(Your objective) Check each line of the listing for the string "Price", count the lines that have it, and answer with that number only.

(Data provided)
--- Begin ---

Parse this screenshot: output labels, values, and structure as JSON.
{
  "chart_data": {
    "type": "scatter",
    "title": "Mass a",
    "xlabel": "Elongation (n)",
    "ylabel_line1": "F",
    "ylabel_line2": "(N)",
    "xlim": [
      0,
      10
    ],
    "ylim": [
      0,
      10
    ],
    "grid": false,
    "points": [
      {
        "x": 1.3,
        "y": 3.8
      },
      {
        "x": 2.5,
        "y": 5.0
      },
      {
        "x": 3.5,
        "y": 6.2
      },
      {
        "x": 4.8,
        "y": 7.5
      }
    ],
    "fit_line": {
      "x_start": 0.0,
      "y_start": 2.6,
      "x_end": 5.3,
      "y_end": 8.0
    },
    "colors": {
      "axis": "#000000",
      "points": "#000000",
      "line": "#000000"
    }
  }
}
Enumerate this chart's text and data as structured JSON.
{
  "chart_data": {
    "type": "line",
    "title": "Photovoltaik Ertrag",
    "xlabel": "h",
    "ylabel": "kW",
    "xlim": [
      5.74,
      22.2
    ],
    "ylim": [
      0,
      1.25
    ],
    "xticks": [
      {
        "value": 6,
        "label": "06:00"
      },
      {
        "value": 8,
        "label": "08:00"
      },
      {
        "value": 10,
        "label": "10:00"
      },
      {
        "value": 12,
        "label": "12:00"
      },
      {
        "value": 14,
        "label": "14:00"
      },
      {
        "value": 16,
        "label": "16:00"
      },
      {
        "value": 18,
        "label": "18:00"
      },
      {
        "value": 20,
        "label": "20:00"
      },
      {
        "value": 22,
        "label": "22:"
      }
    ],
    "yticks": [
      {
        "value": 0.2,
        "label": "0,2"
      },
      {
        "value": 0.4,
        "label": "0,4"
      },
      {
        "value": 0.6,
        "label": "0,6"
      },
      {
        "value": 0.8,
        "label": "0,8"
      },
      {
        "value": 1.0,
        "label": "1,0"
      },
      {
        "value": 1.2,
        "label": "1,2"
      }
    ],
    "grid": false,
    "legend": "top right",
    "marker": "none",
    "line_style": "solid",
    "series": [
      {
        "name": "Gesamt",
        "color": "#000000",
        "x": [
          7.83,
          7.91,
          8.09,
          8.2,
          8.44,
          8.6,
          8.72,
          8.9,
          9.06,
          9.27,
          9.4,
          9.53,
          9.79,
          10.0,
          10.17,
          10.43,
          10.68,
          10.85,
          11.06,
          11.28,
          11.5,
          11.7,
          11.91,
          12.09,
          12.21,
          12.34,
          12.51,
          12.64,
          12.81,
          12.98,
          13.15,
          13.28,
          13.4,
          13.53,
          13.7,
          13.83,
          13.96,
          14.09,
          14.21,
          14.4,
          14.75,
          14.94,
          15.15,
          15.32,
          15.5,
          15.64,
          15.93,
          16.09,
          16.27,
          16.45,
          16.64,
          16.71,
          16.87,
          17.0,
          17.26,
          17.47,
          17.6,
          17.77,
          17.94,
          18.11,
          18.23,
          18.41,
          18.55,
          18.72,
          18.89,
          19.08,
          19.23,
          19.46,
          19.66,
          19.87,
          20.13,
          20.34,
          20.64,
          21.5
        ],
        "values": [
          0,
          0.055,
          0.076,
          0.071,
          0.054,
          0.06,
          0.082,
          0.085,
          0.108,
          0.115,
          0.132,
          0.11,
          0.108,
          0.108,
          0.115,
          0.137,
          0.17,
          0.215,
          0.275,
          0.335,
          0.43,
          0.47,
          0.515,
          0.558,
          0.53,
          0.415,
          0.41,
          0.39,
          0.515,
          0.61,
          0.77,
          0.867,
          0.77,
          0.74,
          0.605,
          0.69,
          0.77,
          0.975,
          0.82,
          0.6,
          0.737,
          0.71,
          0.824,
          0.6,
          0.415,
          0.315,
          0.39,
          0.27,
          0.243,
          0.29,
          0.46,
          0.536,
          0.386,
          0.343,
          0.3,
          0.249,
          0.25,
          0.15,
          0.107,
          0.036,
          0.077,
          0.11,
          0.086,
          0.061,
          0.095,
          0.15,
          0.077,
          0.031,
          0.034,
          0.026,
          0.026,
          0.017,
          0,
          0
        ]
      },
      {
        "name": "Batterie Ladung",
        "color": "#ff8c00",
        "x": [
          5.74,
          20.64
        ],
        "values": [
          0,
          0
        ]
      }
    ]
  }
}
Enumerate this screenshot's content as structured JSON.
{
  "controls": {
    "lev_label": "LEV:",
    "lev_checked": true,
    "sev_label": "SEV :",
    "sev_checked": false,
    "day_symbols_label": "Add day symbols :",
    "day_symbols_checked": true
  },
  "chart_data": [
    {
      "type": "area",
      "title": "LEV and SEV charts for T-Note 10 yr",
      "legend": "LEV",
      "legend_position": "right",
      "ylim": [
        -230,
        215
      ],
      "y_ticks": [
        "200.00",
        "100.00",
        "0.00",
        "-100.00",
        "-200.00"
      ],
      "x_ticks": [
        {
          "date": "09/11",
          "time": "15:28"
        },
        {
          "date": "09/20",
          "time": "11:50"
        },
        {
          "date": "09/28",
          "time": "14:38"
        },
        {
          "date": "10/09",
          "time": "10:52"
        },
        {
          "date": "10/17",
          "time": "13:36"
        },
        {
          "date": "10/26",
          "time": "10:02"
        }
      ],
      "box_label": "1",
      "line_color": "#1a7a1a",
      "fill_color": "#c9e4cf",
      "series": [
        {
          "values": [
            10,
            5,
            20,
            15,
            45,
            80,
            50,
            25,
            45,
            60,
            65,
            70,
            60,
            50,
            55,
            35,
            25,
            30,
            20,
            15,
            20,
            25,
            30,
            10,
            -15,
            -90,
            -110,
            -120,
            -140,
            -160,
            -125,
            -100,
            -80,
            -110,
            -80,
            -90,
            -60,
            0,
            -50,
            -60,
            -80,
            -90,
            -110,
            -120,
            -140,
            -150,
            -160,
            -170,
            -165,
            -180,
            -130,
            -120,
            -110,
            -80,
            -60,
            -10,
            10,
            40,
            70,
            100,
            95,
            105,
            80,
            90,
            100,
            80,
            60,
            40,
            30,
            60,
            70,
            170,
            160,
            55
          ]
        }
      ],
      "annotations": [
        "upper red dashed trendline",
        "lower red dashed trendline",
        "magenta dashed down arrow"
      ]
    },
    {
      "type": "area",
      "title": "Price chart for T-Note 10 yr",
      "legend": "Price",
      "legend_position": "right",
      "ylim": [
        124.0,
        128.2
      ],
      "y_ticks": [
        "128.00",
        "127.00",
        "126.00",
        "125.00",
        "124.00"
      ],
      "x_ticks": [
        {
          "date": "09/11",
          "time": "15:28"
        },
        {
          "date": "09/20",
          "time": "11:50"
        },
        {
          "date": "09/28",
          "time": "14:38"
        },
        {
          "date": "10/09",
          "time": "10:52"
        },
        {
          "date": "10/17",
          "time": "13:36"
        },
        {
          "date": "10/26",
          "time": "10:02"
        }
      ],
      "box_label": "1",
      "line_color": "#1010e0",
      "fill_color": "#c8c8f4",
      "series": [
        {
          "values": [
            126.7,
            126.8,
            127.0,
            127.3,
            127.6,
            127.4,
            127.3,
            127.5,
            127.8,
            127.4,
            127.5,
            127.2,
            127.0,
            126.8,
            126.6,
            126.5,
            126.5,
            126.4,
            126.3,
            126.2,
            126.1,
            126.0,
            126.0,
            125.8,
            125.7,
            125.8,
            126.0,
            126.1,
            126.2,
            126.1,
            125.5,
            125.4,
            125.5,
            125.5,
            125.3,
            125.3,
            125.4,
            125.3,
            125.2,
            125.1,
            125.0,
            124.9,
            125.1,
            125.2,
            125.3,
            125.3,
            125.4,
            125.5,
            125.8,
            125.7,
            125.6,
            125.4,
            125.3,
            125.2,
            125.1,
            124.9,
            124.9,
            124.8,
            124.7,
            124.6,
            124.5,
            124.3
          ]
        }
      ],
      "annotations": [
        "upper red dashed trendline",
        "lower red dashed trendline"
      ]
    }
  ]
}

--- End ---

(Answer to the task) 2